# [WHAT TO PRODUCE]
Copy each line of the material below that includes the string "Collection".

-- begin SUPPLIED MATERIAL --

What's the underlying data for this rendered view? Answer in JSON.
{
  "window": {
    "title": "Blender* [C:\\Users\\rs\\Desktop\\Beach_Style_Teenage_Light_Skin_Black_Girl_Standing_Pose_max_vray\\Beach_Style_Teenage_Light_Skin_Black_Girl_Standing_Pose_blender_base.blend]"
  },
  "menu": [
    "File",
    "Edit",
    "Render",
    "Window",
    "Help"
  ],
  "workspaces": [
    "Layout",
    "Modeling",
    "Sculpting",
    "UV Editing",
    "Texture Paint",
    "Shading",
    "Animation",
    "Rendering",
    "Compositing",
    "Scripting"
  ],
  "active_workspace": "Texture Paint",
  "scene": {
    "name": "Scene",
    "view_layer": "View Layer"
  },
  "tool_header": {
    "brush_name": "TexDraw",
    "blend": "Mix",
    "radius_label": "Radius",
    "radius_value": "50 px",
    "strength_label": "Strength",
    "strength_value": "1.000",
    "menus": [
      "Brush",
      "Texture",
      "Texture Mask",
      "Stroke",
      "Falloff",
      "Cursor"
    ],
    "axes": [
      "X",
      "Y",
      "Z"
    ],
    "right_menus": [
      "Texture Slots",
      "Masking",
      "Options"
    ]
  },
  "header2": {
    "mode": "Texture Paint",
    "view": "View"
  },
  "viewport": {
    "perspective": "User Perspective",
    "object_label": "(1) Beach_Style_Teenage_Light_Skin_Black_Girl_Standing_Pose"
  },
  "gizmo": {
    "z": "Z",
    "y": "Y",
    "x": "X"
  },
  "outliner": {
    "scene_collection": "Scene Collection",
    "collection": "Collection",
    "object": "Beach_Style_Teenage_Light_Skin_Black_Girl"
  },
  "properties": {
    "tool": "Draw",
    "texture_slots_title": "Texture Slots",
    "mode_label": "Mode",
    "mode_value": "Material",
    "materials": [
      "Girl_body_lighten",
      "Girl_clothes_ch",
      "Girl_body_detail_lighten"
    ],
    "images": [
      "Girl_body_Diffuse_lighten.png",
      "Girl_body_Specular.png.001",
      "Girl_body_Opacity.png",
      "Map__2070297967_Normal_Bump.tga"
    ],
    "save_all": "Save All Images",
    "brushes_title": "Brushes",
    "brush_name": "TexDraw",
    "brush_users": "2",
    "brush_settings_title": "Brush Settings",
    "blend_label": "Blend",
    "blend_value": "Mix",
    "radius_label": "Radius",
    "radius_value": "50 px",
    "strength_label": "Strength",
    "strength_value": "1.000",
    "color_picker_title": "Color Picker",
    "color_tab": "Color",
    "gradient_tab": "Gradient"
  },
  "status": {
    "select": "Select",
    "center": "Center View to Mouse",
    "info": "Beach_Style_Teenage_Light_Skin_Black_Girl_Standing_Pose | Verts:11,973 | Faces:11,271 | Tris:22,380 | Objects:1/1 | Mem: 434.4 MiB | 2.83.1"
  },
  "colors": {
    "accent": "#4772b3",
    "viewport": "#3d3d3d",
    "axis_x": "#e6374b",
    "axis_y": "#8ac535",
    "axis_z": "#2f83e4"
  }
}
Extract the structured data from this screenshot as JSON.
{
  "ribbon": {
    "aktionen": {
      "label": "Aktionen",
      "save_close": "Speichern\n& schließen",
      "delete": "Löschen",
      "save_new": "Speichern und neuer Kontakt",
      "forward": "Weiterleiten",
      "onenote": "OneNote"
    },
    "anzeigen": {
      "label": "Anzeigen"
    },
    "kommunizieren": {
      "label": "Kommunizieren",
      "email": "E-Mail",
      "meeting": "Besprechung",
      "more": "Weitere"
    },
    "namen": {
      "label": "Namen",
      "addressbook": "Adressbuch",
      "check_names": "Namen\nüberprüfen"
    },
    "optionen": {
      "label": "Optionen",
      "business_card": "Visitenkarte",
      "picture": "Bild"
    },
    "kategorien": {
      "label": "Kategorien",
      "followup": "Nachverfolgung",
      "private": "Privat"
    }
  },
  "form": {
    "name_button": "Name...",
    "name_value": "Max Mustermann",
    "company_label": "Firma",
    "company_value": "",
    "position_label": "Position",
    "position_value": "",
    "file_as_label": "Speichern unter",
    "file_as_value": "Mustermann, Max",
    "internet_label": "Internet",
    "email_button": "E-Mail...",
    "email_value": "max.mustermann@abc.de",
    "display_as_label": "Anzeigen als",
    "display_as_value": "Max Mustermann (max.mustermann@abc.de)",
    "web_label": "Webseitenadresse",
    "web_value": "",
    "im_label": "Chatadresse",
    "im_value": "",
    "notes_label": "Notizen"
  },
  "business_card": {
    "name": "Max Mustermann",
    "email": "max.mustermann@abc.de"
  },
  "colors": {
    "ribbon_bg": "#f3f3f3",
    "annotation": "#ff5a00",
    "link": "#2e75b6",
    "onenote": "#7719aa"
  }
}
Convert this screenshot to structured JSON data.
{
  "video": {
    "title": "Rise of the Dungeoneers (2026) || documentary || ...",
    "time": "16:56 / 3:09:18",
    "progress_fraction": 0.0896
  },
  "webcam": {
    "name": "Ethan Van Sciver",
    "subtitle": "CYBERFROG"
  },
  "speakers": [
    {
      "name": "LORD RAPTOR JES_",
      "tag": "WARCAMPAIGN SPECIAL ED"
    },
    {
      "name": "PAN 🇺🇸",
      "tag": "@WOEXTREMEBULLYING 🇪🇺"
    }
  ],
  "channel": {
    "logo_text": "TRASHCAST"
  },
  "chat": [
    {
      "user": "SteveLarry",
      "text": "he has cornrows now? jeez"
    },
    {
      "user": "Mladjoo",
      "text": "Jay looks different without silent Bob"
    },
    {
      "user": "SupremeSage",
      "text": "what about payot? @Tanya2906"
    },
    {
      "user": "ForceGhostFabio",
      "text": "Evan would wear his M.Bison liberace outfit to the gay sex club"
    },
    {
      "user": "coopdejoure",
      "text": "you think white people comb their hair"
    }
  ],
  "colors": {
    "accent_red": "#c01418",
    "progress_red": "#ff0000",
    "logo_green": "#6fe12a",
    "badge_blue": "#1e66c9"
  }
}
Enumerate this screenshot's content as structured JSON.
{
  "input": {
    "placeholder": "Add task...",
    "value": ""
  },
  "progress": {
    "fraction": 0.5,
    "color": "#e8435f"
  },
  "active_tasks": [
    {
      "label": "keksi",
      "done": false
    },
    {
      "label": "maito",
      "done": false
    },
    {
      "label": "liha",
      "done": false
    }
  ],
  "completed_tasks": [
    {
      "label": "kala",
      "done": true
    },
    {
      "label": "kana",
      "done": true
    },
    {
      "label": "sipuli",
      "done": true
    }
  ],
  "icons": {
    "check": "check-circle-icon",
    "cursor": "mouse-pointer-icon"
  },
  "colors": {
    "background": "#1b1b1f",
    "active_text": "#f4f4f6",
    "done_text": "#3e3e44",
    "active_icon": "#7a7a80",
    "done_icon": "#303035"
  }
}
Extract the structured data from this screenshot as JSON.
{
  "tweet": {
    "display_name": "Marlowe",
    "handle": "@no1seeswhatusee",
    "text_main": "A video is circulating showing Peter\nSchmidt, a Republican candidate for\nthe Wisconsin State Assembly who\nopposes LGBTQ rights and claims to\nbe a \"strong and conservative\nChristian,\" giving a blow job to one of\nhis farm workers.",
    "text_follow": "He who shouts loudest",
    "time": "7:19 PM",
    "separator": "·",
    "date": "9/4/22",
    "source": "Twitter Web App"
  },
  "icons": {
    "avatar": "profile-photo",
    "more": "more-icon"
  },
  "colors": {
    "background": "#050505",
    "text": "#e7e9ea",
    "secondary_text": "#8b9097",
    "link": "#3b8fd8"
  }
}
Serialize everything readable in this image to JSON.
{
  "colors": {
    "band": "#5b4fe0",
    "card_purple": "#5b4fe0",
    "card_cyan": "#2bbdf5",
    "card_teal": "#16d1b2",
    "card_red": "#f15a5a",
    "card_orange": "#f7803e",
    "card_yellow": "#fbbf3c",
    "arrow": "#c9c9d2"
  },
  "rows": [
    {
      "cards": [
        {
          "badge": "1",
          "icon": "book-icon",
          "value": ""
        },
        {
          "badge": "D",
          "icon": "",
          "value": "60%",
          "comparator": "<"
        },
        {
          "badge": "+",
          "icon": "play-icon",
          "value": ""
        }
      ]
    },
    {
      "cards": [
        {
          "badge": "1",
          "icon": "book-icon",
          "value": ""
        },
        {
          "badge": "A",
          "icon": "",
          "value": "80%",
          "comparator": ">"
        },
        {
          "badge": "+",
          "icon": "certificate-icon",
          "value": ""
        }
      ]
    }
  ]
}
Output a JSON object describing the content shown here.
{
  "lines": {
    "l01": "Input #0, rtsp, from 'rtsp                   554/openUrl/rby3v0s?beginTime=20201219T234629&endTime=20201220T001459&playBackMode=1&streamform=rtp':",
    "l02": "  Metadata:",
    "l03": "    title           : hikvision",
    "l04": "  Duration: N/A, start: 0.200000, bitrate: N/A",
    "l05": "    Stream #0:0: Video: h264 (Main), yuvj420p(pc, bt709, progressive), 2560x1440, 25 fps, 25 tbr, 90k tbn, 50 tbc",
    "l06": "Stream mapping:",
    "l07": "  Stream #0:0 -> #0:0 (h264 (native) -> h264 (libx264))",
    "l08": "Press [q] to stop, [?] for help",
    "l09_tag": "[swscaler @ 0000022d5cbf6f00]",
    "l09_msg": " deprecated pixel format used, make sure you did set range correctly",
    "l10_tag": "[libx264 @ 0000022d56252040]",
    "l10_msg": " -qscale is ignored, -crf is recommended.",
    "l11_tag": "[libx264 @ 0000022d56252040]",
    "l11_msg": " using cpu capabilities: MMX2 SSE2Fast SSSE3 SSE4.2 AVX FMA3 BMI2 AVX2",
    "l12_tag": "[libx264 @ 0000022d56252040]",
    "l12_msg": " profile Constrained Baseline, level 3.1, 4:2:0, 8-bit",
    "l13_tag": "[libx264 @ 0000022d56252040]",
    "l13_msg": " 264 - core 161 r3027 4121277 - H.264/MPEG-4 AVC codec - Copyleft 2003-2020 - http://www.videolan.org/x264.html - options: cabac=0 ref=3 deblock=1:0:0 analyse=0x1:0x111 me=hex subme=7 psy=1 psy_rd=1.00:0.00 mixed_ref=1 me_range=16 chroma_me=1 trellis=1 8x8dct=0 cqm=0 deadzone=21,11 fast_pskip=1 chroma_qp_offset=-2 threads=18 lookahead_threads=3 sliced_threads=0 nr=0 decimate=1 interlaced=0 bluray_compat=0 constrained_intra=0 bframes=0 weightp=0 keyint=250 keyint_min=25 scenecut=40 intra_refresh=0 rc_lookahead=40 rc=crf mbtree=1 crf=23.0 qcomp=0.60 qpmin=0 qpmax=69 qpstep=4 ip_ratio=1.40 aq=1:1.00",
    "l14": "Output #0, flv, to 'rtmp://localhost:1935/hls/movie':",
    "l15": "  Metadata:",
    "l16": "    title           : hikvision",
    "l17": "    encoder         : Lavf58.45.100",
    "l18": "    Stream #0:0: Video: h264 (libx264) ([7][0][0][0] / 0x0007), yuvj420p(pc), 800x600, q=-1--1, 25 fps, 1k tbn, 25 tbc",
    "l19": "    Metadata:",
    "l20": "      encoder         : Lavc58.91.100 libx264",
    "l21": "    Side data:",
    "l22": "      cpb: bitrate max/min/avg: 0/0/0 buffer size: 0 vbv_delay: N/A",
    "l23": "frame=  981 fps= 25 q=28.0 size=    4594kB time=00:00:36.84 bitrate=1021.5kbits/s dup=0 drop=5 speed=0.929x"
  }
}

-- end SUPPLIED MATERIAL --

# [TASK SOLUTION]
    "scene_collection": "Scene Collection",
    "collection": "Collection",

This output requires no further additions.